▶ **DATA FOR THIS EXERCISE**:
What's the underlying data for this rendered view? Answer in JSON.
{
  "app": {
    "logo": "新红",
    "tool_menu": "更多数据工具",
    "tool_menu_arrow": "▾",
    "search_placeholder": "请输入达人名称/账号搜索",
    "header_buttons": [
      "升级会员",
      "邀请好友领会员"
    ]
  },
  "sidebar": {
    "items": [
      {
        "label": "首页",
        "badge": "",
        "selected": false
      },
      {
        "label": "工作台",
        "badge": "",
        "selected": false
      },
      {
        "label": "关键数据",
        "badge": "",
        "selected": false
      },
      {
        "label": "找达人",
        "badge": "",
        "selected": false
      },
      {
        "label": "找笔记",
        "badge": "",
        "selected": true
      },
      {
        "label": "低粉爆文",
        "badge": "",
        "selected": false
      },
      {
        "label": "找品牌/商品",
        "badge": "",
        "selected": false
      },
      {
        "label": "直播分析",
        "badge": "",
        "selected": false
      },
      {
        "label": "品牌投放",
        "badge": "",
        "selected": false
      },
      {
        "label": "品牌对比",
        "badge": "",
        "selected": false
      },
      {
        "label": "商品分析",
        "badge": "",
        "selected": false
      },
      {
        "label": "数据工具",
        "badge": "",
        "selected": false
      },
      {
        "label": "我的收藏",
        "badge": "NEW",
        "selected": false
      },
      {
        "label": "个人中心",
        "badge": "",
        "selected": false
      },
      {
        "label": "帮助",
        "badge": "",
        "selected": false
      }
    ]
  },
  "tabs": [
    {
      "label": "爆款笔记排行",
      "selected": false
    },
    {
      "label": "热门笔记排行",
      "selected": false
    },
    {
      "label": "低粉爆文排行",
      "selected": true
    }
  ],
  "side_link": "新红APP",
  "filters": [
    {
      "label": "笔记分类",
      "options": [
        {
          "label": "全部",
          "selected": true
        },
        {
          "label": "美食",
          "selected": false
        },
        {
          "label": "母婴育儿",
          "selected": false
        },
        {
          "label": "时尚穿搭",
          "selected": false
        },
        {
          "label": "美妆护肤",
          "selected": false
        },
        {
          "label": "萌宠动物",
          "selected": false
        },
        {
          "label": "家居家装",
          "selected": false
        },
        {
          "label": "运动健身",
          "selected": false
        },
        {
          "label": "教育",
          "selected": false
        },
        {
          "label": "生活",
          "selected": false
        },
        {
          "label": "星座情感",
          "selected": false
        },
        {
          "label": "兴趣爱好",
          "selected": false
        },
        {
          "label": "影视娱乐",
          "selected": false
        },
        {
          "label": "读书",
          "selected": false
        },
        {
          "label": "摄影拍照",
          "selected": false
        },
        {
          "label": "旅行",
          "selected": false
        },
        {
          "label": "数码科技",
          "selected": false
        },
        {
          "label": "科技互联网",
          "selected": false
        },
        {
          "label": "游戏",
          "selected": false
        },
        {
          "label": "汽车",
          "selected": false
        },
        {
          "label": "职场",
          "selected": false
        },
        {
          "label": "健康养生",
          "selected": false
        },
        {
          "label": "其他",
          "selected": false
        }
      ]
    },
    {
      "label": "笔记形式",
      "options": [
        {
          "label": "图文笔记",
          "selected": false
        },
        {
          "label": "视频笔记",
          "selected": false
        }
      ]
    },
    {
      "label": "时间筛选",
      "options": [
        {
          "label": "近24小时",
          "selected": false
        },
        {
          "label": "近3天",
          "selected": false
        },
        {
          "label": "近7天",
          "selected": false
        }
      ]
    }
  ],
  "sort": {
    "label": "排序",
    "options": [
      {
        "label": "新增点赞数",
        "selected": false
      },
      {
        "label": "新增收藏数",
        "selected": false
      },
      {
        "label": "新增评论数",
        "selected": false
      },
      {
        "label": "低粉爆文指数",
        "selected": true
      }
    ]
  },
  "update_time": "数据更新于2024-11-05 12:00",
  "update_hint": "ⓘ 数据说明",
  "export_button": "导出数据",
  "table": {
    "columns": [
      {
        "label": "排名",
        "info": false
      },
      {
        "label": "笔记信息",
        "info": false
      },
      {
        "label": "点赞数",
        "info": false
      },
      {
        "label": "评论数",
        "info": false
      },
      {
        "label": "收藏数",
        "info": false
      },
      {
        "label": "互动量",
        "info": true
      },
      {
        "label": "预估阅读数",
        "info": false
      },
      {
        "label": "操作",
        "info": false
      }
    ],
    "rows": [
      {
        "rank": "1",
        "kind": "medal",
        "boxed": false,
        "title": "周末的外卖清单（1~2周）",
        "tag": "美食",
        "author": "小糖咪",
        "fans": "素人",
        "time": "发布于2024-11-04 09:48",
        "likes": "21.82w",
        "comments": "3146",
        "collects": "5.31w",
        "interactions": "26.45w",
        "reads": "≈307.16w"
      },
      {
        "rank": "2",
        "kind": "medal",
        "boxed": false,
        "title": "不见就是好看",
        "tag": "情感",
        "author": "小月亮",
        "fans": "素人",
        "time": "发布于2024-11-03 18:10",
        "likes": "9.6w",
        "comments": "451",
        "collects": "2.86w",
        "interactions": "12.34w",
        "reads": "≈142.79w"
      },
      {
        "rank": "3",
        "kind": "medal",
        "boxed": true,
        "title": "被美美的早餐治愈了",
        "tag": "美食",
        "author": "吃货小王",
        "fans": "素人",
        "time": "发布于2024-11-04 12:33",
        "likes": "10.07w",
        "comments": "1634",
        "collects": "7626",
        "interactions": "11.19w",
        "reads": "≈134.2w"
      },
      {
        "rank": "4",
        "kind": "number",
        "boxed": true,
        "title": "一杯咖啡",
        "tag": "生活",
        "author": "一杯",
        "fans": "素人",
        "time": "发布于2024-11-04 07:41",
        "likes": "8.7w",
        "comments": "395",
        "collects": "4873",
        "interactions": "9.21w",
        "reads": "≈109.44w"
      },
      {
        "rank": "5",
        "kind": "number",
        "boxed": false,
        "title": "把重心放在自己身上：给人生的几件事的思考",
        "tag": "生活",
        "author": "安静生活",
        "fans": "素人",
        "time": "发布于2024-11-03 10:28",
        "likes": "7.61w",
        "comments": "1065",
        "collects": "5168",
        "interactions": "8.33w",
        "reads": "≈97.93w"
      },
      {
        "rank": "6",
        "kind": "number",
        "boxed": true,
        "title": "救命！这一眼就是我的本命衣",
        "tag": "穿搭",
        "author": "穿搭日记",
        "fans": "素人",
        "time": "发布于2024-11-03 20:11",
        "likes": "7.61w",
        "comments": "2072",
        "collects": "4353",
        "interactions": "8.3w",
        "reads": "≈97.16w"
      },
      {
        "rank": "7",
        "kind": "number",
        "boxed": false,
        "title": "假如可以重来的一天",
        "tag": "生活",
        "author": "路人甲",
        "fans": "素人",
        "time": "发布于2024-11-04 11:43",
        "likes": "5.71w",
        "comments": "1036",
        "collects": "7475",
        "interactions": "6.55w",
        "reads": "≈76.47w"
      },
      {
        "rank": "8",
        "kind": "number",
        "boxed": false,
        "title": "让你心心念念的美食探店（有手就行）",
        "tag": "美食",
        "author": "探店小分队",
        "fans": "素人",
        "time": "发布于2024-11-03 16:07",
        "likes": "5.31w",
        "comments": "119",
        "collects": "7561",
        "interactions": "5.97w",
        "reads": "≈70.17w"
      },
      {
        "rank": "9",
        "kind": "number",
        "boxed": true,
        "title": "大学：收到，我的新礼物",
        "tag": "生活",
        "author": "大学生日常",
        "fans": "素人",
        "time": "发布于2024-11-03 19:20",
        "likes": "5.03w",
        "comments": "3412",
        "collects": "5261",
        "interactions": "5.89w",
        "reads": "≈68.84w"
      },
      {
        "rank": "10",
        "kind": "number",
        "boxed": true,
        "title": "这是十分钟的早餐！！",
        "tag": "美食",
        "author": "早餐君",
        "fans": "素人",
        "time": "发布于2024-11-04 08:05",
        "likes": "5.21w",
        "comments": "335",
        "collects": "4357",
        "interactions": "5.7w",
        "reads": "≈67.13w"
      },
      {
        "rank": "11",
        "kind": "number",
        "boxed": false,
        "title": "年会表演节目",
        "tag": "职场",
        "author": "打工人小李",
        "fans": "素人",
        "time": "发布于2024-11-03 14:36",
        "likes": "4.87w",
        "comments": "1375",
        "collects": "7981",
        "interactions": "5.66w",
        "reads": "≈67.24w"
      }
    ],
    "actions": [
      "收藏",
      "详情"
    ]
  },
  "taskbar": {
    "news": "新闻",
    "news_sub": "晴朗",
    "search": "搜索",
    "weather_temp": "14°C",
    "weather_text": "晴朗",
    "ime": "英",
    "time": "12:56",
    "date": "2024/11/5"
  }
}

▶ **PROBLEM TO WORK ON**:
Show every line above in which the word "rank" occurs.

▶ **EXPECTED ANSWER**:
        "rank": "1",
        "rank": "2",
        "rank": "3",
        "rank": "4",
        "rank": "5",
        "rank": "6",
        "rank": "7",
        "rank": "8",
        "rank": "9",
        "rank": "10",
        "rank": "11",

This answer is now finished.